━━━━━ Given information

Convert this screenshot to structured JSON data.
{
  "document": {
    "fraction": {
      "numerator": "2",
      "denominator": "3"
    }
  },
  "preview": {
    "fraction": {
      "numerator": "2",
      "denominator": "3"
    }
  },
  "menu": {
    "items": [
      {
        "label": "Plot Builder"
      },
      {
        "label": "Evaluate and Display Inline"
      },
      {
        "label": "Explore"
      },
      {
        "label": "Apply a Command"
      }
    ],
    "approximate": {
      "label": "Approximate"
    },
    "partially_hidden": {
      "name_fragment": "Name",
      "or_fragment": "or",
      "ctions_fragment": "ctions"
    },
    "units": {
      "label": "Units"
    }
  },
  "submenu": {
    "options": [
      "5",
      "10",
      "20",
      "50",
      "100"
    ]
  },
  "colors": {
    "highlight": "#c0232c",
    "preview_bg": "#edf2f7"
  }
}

━━━━━━━━━━

→ Do this
Copy out the full listing exactly.

→ Solution
Convert this screenshot to structured JSON data.
{
  "document": {
    "fraction": {
      "numerator": "2",
      "denominator": "3"
    }
  },
  "preview": {
    "fraction": {
      "numerator": "2",
      "denominator": "3"
    }
  },
  "menu": {
    "items": [
      {
        "label": "Plot Builder"
      },
      {
        "label": "Evaluate and Display Inline"
      },
      {
        "label": "Explore"
      },
      {
        "label": "Apply a Command"
      }
    ],
    "approximate": {
      "label": "Approximate"
    },
    "partially_hidden": {
      "name_fragment": "Name",
      "or_fragment": "or",
      "ctions_fragment": "ctions"
    },
    "units": {
      "label": "Units"
    }
  },
  "submenu": {
    "options": [
      "5",
      "10",
      "20",
      "50",
      "100"
    ]
  },
  "colors": {
    "highlight": "#c0232c",
    "preview_bg": "#edf2f7"
  }
}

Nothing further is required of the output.